**PROBLEM TO WORK ON:**
Return, without any change, every line from the start of the rows down through the line that contains "The first notch 29 is at (555, 328).", including that line.

(Records from a dataset)
──────────────────────────────

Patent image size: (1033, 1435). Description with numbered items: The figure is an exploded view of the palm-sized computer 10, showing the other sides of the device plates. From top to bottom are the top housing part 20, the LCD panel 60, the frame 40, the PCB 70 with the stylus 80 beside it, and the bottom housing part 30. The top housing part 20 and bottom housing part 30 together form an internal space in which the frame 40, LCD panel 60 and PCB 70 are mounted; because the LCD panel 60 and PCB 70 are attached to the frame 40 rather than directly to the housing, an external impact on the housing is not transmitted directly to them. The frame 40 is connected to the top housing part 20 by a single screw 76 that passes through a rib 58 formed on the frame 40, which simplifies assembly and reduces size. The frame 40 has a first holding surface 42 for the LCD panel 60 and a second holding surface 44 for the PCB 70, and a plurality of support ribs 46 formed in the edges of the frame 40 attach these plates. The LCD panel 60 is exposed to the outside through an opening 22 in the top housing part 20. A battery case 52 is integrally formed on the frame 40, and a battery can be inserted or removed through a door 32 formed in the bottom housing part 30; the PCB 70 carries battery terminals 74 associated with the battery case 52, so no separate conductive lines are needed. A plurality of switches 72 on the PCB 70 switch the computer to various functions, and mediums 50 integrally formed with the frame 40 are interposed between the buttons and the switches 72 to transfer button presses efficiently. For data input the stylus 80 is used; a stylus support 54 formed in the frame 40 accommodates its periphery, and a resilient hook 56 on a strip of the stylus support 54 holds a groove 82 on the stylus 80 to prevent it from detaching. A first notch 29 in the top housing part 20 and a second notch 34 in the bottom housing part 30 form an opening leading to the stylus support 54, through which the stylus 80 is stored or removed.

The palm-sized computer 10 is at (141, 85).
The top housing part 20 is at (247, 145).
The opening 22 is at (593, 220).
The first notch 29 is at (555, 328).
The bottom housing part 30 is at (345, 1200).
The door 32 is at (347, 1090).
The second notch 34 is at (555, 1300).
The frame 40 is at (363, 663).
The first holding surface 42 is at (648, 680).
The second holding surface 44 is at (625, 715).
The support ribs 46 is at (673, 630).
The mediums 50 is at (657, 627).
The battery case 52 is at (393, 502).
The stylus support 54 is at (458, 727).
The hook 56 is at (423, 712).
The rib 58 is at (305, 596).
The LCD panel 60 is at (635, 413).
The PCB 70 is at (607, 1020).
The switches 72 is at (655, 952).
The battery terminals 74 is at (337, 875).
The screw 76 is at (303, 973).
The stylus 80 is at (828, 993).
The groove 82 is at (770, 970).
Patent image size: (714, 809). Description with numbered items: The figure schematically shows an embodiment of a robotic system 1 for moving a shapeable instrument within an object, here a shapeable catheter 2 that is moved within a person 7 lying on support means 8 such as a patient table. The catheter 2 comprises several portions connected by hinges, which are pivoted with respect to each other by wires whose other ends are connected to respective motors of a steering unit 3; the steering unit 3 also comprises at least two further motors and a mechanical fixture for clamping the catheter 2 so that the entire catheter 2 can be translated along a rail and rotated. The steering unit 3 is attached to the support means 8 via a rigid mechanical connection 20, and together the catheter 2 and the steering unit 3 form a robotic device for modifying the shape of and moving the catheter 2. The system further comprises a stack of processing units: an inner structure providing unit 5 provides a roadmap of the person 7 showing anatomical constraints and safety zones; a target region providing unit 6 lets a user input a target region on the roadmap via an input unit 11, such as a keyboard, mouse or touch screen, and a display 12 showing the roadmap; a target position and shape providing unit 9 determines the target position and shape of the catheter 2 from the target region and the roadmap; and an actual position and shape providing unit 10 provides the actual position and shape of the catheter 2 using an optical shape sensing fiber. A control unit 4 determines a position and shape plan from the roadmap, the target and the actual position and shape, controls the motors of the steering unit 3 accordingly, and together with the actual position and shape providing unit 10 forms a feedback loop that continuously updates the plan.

──────────────────────────────

**SOLUTION FOR THIS TASK:**
Patent image size: (1033, 1435). Description with numbered items: The figure is an exploded view of the palm-sized computer 10, showing the other sides of the device plates. From top to bottom are the top housing part 20, the LCD panel 60, the frame 40, the PCB 70 with the stylus 80 beside it, and the bottom housing part 30. The top housing part 20 and bottom housing part 30 together form an internal space in which the frame 40, LCD panel 60 and PCB 70 are mounted; because the LCD panel 60 and PCB 70 are attached to the frame 40 rather than directly to the housing, an external impact on the housing is not transmitted directly to them. The frame 40 is connected to the top housing part 20 by a single screw 76 that passes through a rib 58 formed on the frame 40, which simplifies assembly and reduces size. The frame 40 has a first holding surface 42 for the LCD panel 60 and a second holding surface 44 for the PCB 70, and a plurality of support ribs 46 formed in the edges of the frame 40 attach these plates. The LCD panel 60 is exposed to the outside through an opening 22 in the top housing part 20. A battery case 52 is integrally formed on the frame 40, and a battery can be inserted or removed through a door 32 formed in the bottom housing part 30; the PCB 70 carries battery terminals 74 associated with the battery case 52, so no separate conductive lines are needed. A plurality of switches 72 on the PCB 70 switch the computer to various functions, and mediums 50 integrally formed with the frame 40 are interposed between the buttons and the switches 72 to transfer button presses efficiently. For data input the stylus 80 is used; a stylus support 54 formed in the frame 40 accommodates its periphery, and a resilient hook 56 on a strip of the stylus support 54 holds a groove 82 on the stylus 80 to prevent it from detaching. A first notch 29 in the top housing part 20 and a second notch 34 in the bottom housing part 30 form an opening leading to the stylus support 54, through which the stylus 80 is stored or removed.

The palm-sized computer 10 is at (141, 85).
The top housing part 20 is at (247, 145).
The opening 22 is at (593, 220).
The first notch 29 is at (555, 328).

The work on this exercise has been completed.